Top of Text passage

Audi Jepson

Personal information
- Full name: Austin Jepson
- Date of birth: August 23, 1994 (age 31)
- Place of birth: Green Bay, Wisconsin, United States
- Height: 1.75 m (5 ft 9 in)
- Position: Midfielder

College career
- Years: Team / Apps / (Gls)
- 2013–2017: Green Bay Phoenix / 66 / (25)

Senior career*
- Years: Team / Apps / (Gls)
- 2015: St. Louis Lions
- 2017: Seacoast United Phantoms / 14 / (3)
- 2018: Des Moines Menace / 14 / (6)
- 2018–2019: Saint Louis FC / 7 / (1)
- 2021–2022: Forward Madison / 27 / (1)
- 2023: Des Moines Menace
- 2024: Tallahassee SC

= Audi Jepson =

American soccer player

Austin "Audi" Jepson (born August 23, 1994) is an American professional soccer player.

==Career==
===College & Youth career===
Jepson played college soccer at the University of Wisconsin–Green Bay from 2013 to 2017, including spending 2016 as a redshirt.

Jepson also played three seasons in the Premier Development League, with St. Louis Lions in 2015, for Seacoast United Phantoms in 2017, and Des Moines Menace in 2018.

===Professional===
Jepson signed his first professional contract with United Soccer League side Saint Louis FC on August 9, 2018.

On April 28, 2021, Jepson signed with USL League One side Forward Madison.

Bottom of Text passage
Top of Exercise data

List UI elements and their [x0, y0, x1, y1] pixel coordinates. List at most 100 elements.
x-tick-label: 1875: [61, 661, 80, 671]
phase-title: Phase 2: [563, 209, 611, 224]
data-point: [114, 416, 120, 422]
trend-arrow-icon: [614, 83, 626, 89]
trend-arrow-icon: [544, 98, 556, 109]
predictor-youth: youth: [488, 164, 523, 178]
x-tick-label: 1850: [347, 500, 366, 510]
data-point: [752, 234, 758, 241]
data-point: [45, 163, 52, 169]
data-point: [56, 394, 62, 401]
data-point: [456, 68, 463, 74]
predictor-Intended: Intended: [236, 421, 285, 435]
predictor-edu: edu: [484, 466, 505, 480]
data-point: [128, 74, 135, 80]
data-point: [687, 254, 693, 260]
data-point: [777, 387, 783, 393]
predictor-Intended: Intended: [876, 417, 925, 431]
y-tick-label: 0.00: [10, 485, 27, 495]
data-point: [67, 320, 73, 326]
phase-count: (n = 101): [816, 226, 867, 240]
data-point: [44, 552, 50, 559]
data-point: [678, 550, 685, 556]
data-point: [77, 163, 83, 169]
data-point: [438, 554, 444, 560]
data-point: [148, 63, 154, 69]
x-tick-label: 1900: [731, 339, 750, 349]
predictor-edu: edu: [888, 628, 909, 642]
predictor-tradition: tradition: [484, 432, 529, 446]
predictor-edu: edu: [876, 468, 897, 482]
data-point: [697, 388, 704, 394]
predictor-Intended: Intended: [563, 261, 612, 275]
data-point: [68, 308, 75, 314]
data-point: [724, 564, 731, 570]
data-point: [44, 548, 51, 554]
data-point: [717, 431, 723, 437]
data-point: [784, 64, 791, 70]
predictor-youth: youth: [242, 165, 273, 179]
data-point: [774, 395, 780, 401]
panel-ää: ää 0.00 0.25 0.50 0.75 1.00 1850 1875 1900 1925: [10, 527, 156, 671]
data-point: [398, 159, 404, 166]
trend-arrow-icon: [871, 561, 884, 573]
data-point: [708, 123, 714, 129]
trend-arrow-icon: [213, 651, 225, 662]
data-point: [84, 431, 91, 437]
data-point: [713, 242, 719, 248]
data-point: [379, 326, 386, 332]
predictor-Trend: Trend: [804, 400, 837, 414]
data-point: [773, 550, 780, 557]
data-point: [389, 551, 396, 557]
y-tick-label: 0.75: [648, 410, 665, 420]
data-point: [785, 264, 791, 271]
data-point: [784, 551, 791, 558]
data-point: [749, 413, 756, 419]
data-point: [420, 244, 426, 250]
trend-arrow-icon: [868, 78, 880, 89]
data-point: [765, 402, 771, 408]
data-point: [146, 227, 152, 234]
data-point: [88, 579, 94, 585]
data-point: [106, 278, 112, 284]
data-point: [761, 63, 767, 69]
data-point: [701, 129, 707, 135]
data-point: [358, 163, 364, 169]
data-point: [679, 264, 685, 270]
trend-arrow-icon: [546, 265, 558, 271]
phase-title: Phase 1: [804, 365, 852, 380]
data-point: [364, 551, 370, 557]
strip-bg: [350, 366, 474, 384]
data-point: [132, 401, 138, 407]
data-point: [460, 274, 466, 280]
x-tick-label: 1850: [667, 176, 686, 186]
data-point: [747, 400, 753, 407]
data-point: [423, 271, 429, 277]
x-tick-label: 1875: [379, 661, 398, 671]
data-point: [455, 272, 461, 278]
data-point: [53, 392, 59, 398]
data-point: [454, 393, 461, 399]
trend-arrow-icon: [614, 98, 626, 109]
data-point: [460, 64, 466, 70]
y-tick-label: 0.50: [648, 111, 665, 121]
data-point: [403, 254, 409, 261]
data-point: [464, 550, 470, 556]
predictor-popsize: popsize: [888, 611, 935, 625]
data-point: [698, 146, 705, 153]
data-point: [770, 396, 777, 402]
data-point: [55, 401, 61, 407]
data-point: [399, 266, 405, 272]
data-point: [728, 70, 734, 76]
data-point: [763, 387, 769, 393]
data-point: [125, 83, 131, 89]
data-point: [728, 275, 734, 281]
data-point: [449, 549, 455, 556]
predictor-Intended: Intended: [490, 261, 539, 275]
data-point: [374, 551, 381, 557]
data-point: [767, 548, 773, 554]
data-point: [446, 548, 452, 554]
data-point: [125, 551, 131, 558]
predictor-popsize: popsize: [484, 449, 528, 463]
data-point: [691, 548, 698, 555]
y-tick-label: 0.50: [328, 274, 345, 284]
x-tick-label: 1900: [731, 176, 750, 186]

Bottom of Exercise data

◆ Exercise
Turn the paragraph in the text on Audi Jepson that begins "Jepson also played three seasons" into a brief list, keeping its main facts. Use only the text on Audi Jepson when answering.

◆ Finished task
Jepson's three Premier Development League seasons:
- 2015: St. Louis Lions
- 2017: Seacoast United Phantoms
- 2018: Des Moines Menace